THE TASK:
Drop every picture, then transcribe the remaining data exactly.

***

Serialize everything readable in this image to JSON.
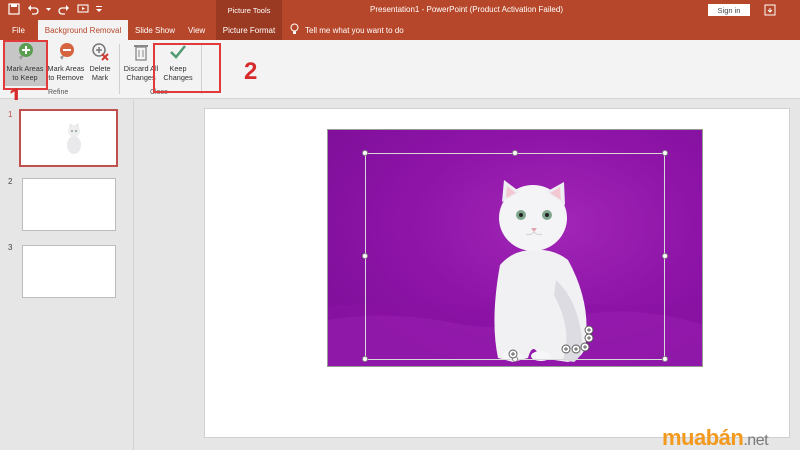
{
  "titlebar": {
    "tools_tab": "Picture Tools",
    "doc_title": "Presentation1 - PowerPoint (Product Activation Failed)",
    "signin": "Sign in"
  },
  "tabs": {
    "file": "File",
    "background_removal": "Background Removal",
    "slide_show": "Slide Show",
    "view": "View",
    "picture_format": "Picture Format",
    "tell_me": "Tell me what you want to do"
  },
  "ribbon": {
    "mark_keep": [
      "Mark Areas",
      "to Keep"
    ],
    "mark_remove": [
      "Mark Areas",
      "to Remove"
    ],
    "delete_mark": [
      "Delete",
      "Mark"
    ],
    "discard_all": [
      "Discard All",
      "Changes"
    ],
    "keep_changes": [
      "Keep",
      "Changes"
    ],
    "group_refine": "Refine",
    "group_close": "Close"
  },
  "annotations": {
    "step1": "1",
    "step2": "2"
  },
  "slides": [
    {
      "number": "1",
      "active": true
    },
    {
      "number": "2",
      "active": false
    },
    {
      "number": "3",
      "active": false
    }
  ],
  "brand": {
    "name": "muabán",
    "tld": ".net"
  },
  "colors": {
    "accent": "#b7472a",
    "removal_overlay": "#8e14a8",
    "annotation_red": "#d72b2b",
    "brand_orange": "#f39a1e"
  }
}
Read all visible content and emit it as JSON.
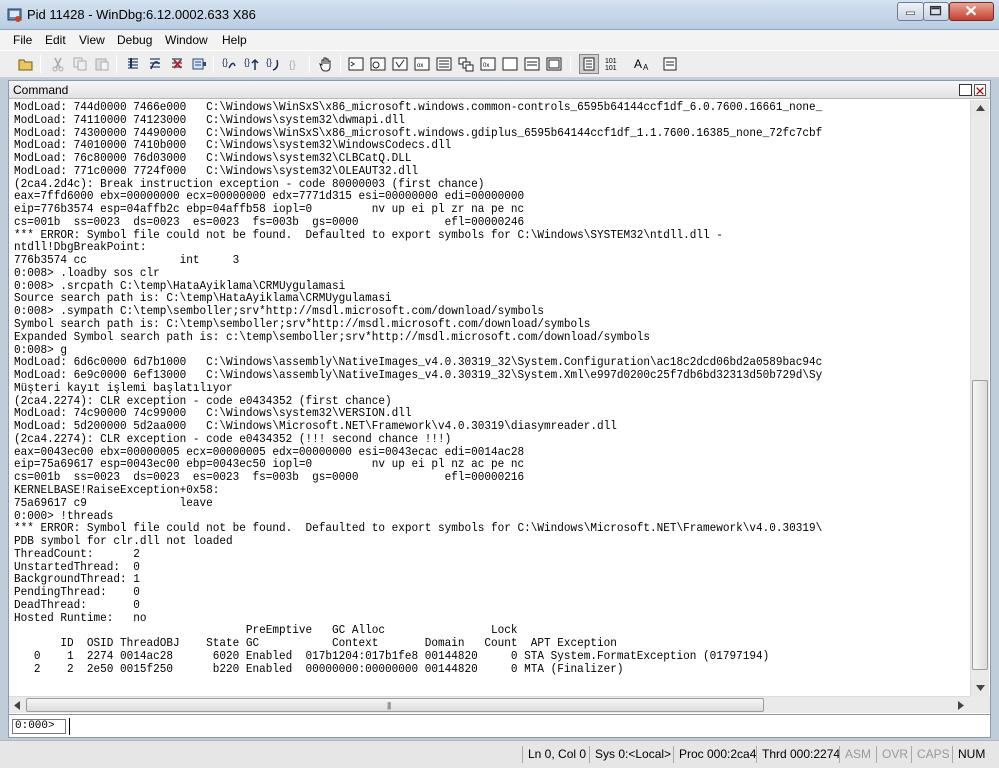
{
  "window": {
    "title": "Pid 11428 - WinDbg:6.12.0002.633 X86",
    "icon": "windbg-app-icon"
  },
  "menu": {
    "items": [
      "File",
      "Edit",
      "View",
      "Debug",
      "Window",
      "Help"
    ]
  },
  "toolbar": {
    "buttons": [
      "open-icon",
      "cut-icon",
      "copy-icon",
      "paste-icon",
      "step-into-icon",
      "step-over-icon",
      "stop-debugging-icon",
      "run-to-cursor-icon",
      "step-icon",
      "step-out-icon",
      "run-icon",
      "insert-breakpoint-icon",
      "hand-icon",
      "command-icon",
      "watch-icon",
      "locals-icon",
      "registers-icon",
      "memory-icon",
      "call-stack-icon",
      "disassembly-icon",
      "scratch-pad-icon",
      "processes-icon",
      "source-mode-icon",
      "hex-icon",
      "font-icon",
      "options-icon"
    ]
  },
  "command_window": {
    "title": "Command",
    "output_lines": [
      "ModLoad: 744d0000 7466e000   C:\\Windows\\WinSxS\\x86_microsoft.windows.common-controls_6595b64144ccf1df_6.0.7600.16661_none_",
      "ModLoad: 74110000 74123000   C:\\Windows\\system32\\dwmapi.dll",
      "ModLoad: 74300000 74490000   C:\\Windows\\WinSxS\\x86_microsoft.windows.gdiplus_6595b64144ccf1df_1.1.7600.16385_none_72fc7cbf",
      "ModLoad: 74010000 7410b000   C:\\Windows\\system32\\WindowsCodecs.dll",
      "ModLoad: 76c80000 76d03000   C:\\Windows\\system32\\CLBCatQ.DLL",
      "ModLoad: 771c0000 7724f000   C:\\Windows\\system32\\OLEAUT32.dll",
      "(2ca4.2d4c): Break instruction exception - code 80000003 (first chance)",
      "eax=7ffd6000 ebx=00000000 ecx=00000000 edx=7771d315 esi=00000000 edi=00000000",
      "eip=776b3574 esp=04affb2c ebp=04affb58 iopl=0         nv up ei pl zr na pe nc",
      "cs=001b  ss=0023  ds=0023  es=0023  fs=003b  gs=0000             efl=00000246",
      "*** ERROR: Symbol file could not be found.  Defaulted to export symbols for C:\\Windows\\SYSTEM32\\ntdll.dll -",
      "ntdll!DbgBreakPoint:",
      "776b3574 cc              int     3",
      "0:008> .loadby sos clr",
      "0:008> .srcpath C:\\temp\\HataAyiklama\\CRMUygulamasi",
      "Source search path is: C:\\temp\\HataAyiklama\\CRMUygulamasi",
      "0:008> .sympath C:\\temp\\semboller;srv*http://msdl.microsoft.com/download/symbols",
      "Symbol search path is: C:\\temp\\semboller;srv*http://msdl.microsoft.com/download/symbols",
      "Expanded Symbol search path is: c:\\temp\\semboller;srv*http://msdl.microsoft.com/download/symbols",
      "0:008> g",
      "ModLoad: 6d6c0000 6d7b1000   C:\\Windows\\assembly\\NativeImages_v4.0.30319_32\\System.Configuration\\ac18c2dcd06bd2a0589bac94c",
      "ModLoad: 6e9c0000 6ef13000   C:\\Windows\\assembly\\NativeImages_v4.0.30319_32\\System.Xml\\e997d0200c25f7db6bd32313d50b729d\\Sy",
      "Müşteri kayıt işlemi başlatılıyor",
      "(2ca4.2274): CLR exception - code e0434352 (first chance)",
      "ModLoad: 74c90000 74c99000   C:\\Windows\\system32\\VERSION.dll",
      "ModLoad: 5d200000 5d2aa000   C:\\Windows\\Microsoft.NET\\Framework\\v4.0.30319\\diasymreader.dll",
      "(2ca4.2274): CLR exception - code e0434352 (!!! second chance !!!)",
      "eax=0043ec00 ebx=00000005 ecx=00000005 edx=00000000 esi=0043ecac edi=0014ac28",
      "eip=75a69617 esp=0043ec00 ebp=0043ec50 iopl=0         nv up ei pl nz ac pe nc",
      "cs=001b  ss=0023  ds=0023  es=0023  fs=003b  gs=0000             efl=00000216",
      "KERNELBASE!RaiseException+0x58:",
      "75a69617 c9              leave",
      "0:000> !threads",
      "*** ERROR: Symbol file could not be found.  Defaulted to export symbols for C:\\Windows\\Microsoft.NET\\Framework\\v4.0.30319\\",
      "PDB symbol for clr.dll not loaded",
      "ThreadCount:      2",
      "UnstartedThread:  0",
      "BackgroundThread: 1",
      "PendingThread:    0",
      "DeadThread:       0",
      "Hosted Runtime:   no",
      "                                   PreEmptive   GC Alloc                Lock",
      "       ID  OSID ThreadOBJ    State GC           Context       Domain   Count  APT Exception",
      "   0    1  2274 0014ac28      6020 Enabled  017b1204:017b1fe8 00144820     0 STA System.FormatException (01797194)",
      "   2    2  2e50 0015f250      b220 Enabled  00000000:00000000 00144820     0 MTA (Finalizer)"
    ],
    "prompt": "0:000>",
    "input_value": ""
  },
  "statusbar": {
    "line_col": "Ln 0, Col 0",
    "sys": "Sys 0:<Local>",
    "proc": "Proc 000:2ca4",
    "thrd": "Thrd 000:2274",
    "asm": "ASM",
    "ovr": "OVR",
    "caps": "CAPS",
    "num": "NUM"
  }
}
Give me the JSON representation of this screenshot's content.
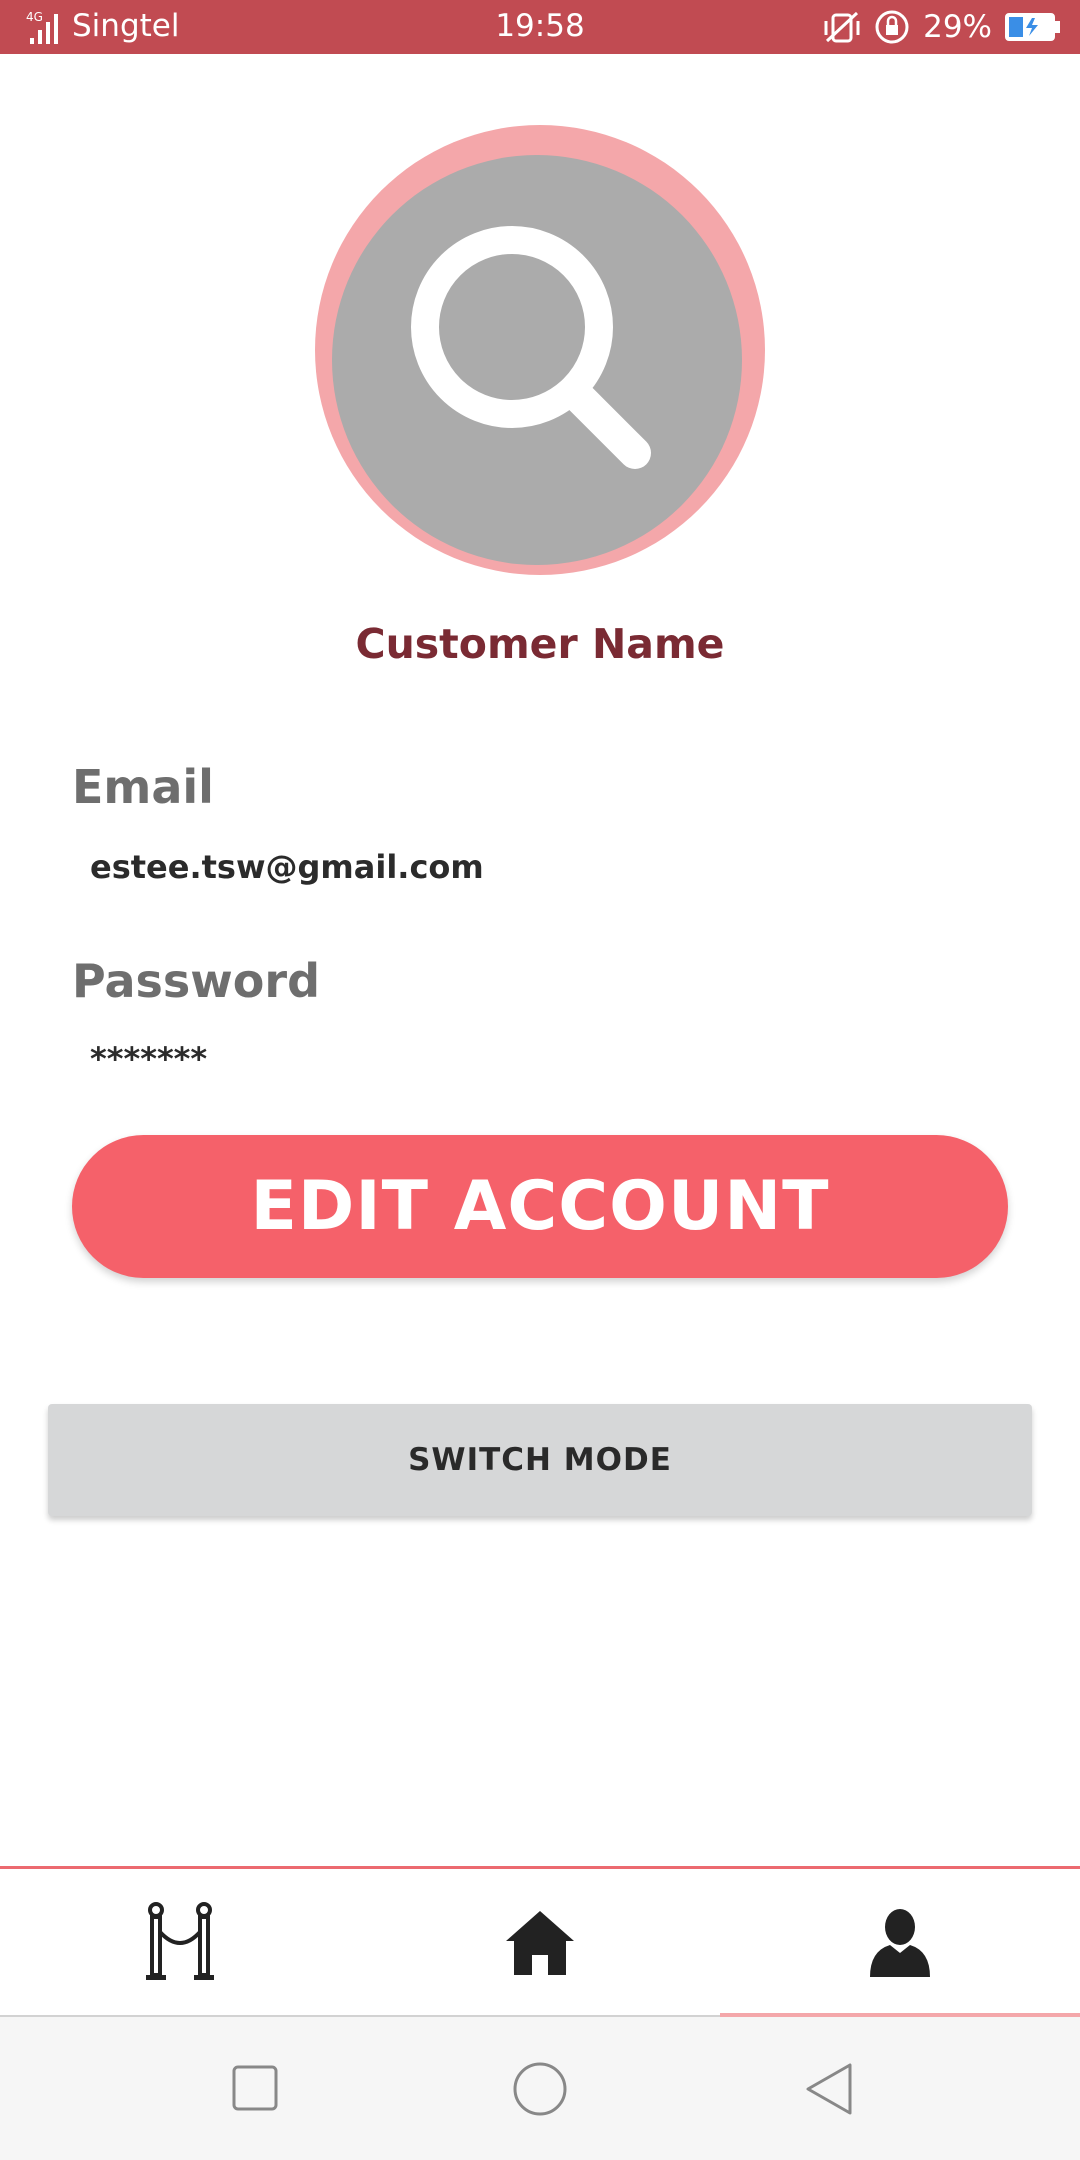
{
  "status_bar": {
    "network": "4G",
    "carrier": "Singtel",
    "time": "19:58",
    "battery": "29%"
  },
  "profile": {
    "name": "Customer Name",
    "email_label": "Email",
    "email_value": "estee.tsw@gmail.com",
    "password_label": "Password",
    "password_value": "*******"
  },
  "actions": {
    "edit_label": "EDIT ACCOUNT",
    "switch_label": "SWITCH MODE"
  },
  "bottom_nav": {
    "items": [
      {
        "icon": "stanchion-icon"
      },
      {
        "icon": "home-icon"
      },
      {
        "icon": "person-icon"
      }
    ],
    "active_index": 2
  },
  "system_nav": {
    "items": [
      "recents-square",
      "home-circle",
      "back-triangle"
    ]
  },
  "colors": {
    "status_bar": "#c14b52",
    "accent": "#f5616a",
    "avatar_ring": "#f4a7aa",
    "name": "#7a2a33"
  }
}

***

EXERCISE SOLUTION:
Serialize everything readable in this image to JSON.
{
  "titlebar": {
    "tools_tab": "Picture Tools",
    "doc_title": "Presentation1 - PowerPoint (Product Activation Failed)",
    "signin": "Sign in"
  },
  "tabs": {
    "file": "File",
    "background_removal": "Background Removal",
    "slide_show": "Slide Show",
    "view": "View",
    "picture_format": "Picture Format",
    "tell_me": "Tell me what you want to do"
  },
  "ribbon": {
    "mark_keep": [
      "Mark Areas",
      "to Keep"
    ],
    "mark_remove": [
      "Mark Areas",
      "to Remove"
    ],
    "delete_mark": [
      "Delete",
      "Mark"
    ],
    "discard_all": [
      "Discard All",
      "Changes"
    ],
    "keep_changes": [
      "Keep",
      "Changes"
    ],
    "group_refine": "Refine",
    "group_close": "Close"
  },
  "annotations": {
    "step1": "1",
    "step2": "2"
  },
  "slides": [
    {
      "number": "1",
      "active": true
    },
    {
      "number": "2",
      "active": false
    },
    {
      "number": "3",
      "active": false
    }
  ],
  "brand": {
    "name": "muabán",
    "tld": ".net"
  },
  "colors": {
    "accent": "#b7472a",
    "removal_overlay": "#8e14a8",
    "annotation_red": "#d72b2b",
    "brand_orange": "#f39a1e"
  }
}
Read all visible content and emit it as JSON.
{
  "window": {
    "title": "Pid 11428 - WinDbg:6.12.0002.633 X86",
    "icon": "windbg-app-icon"
  },
  "menu": {
    "items": [
      "File",
      "Edit",
      "View",
      "Debug",
      "Window",
      "Help"
    ]
  },
  "toolbar": {
    "buttons": [
      "open-icon",
      "cut-icon",
      "copy-icon",
      "paste-icon",
      "step-into-icon",
      "step-over-icon",
      "stop-debugging-icon",
      "run-to-cursor-icon",
      "step-icon",
      "step-out-icon",
      "run-icon",
      "insert-breakpoint-icon",
      "hand-icon",
      "command-icon",
      "watch-icon",
      "locals-icon",
      "registers-icon",
      "memory-icon",
      "call-stack-icon",
      "disassembly-icon",
      "scratch-pad-icon",
      "processes-icon",
      "source-mode-icon",
      "hex-icon",
      "font-icon",
      "options-icon"
    ]
  },
  "command_window": {
    "title": "Command",
    "output_lines": [
      "ModLoad: 744d0000 7466e000   C:\\Windows\\WinSxS\\x86_microsoft.windows.common-controls_6595b64144ccf1df_6.0.7600.16661_none_",
      "ModLoad: 74110000 74123000   C:\\Windows\\system32\\dwmapi.dll",
      "ModLoad: 74300000 74490000   C:\\Windows\\WinSxS\\x86_microsoft.windows.gdiplus_6595b64144ccf1df_1.1.7600.16385_none_72fc7cbf",
      "ModLoad: 74010000 7410b000   C:\\Windows\\system32\\WindowsCodecs.dll",
      "ModLoad: 76c80000 76d03000   C:\\Windows\\system32\\CLBCatQ.DLL",
      "ModLoad: 771c0000 7724f000   C:\\Windows\\system32\\OLEAUT32.dll",
      "(2ca4.2d4c): Break instruction exception - code 80000003 (first chance)",
      "eax=7ffd6000 ebx=00000000 ecx=00000000 edx=7771d315 esi=00000000 edi=00000000",
      "eip=776b3574 esp=04affb2c ebp=04affb58 iopl=0         nv up ei pl zr na pe nc",
      "cs=001b  ss=0023  ds=0023  es=0023  fs=003b  gs=0000             efl=00000246",
      "*** ERROR: Symbol file could not be found.  Defaulted to export symbols for C:\\Windows\\SYSTEM32\\ntdll.dll -",
      "ntdll!DbgBreakPoint:",
      "776b3574 cc              int     3",
      "0:008> .loadby sos clr",
      "0:008> .srcpath C:\\temp\\HataAyiklama\\CRMUygulamasi",
      "Source search path is: C:\\temp\\HataAyiklama\\CRMUygulamasi",
      "0:008> .sympath C:\\temp\\semboller;srv*http://msdl.microsoft.com/download/symbols",
      "Symbol search path is: C:\\temp\\semboller;srv*http://msdl.microsoft.com/download/symbols",
      "Expanded Symbol search path is: c:\\temp\\semboller;srv*http://msdl.microsoft.com/download/symbols",
      "0:008> g",
      "ModLoad: 6d6c0000 6d7b1000   C:\\Windows\\assembly\\NativeImages_v4.0.30319_32\\System.Configuration\\ac18c2dcd06bd2a0589bac94c",
      "ModLoad: 6e9c0000 6ef13000   C:\\Windows\\assembly\\NativeImages_v4.0.30319_32\\System.Xml\\e997d0200c25f7db6bd32313d50b729d\\Sy",
      "Müşteri kayıt işlemi başlatılıyor",
      "(2ca4.2274): CLR exception - code e0434352 (first chance)",
      "ModLoad: 74c90000 74c99000   C:\\Windows\\system32\\VERSION.dll",
      "ModLoad: 5d200000 5d2aa000   C:\\Windows\\Microsoft.NET\\Framework\\v4.0.30319\\diasymreader.dll",
      "(2ca4.2274): CLR exception - code e0434352 (!!! second chance !!!)",
      "eax=0043ec00 ebx=00000005 ecx=00000005 edx=00000000 esi=0043ecac edi=0014ac28",
      "eip=75a69617 esp=0043ec00 ebp=0043ec50 iopl=0         nv up ei pl nz ac pe nc",
      "cs=001b  ss=0023  ds=0023  es=0023  fs=003b  gs=0000             efl=00000216",
      "KERNELBASE!RaiseException+0x58:",
      "75a69617 c9              leave",
      "0:000> !threads",
      "*** ERROR: Symbol file could not be found.  Defaulted to export symbols for C:\\Windows\\Microsoft.NET\\Framework\\v4.0.30319\\",
      "PDB symbol for clr.dll not loaded",
      "ThreadCount:      2",
      "UnstartedThread:  0",
      "BackgroundThread: 1",
      "PendingThread:    0",
      "DeadThread:       0",
      "Hosted Runtime:   no",
      "                                   PreEmptive   GC Alloc                Lock",
      "       ID  OSID ThreadOBJ    State GC           Context       Domain   Count  APT Exception",
      "   0    1  2274 0014ac28      6020 Enabled  017b1204:017b1fe8 00144820     0 STA System.FormatException (01797194)",
      "   2    2  2e50 0015f250      b220 Enabled  00000000:00000000 00144820     0 MTA (Finalizer)"
    ],
    "prompt": "0:000>",
    "input_value": ""
  },
  "statusbar": {
    "line_col": "Ln 0, Col 0",
    "sys": "Sys 0:<Local>",
    "proc": "Proc 000:2ca4",
    "thrd": "Thrd 000:2274",
    "asm": "ASM",
    "ovr": "OVR",
    "caps": "CAPS",
    "num": "NUM"
  }
}
Give me the JSON representation of this screenshot's content.
{
  "status_bar": {
    "network": "4G",
    "carrier": "Singtel",
    "time": "19:58",
    "battery": "29%"
  },
  "profile": {
    "name": "Customer Name",
    "email_label": "Email",
    "email_value": "estee.tsw@gmail.com",
    "password_label": "Password",
    "password_value": "*******"
  },
  "actions": {
    "edit_label": "EDIT ACCOUNT",
    "switch_label": "SWITCH MODE"
  },
  "bottom_nav": {
    "items": [
      {
        "icon": "stanchion-icon"
      },
      {
        "icon": "home-icon"
      },
      {
        "icon": "person-icon"
      }
    ],
    "active_index": 2
  },
  "system_nav": {
    "items": [
      "recents-square",
      "home-circle",
      "back-triangle"
    ]
  },
  "colors": {
    "status_bar": "#c14b52",
    "accent": "#f5616a",
    "avatar_ring": "#f4a7aa",
    "name": "#7a2a33"
  }
}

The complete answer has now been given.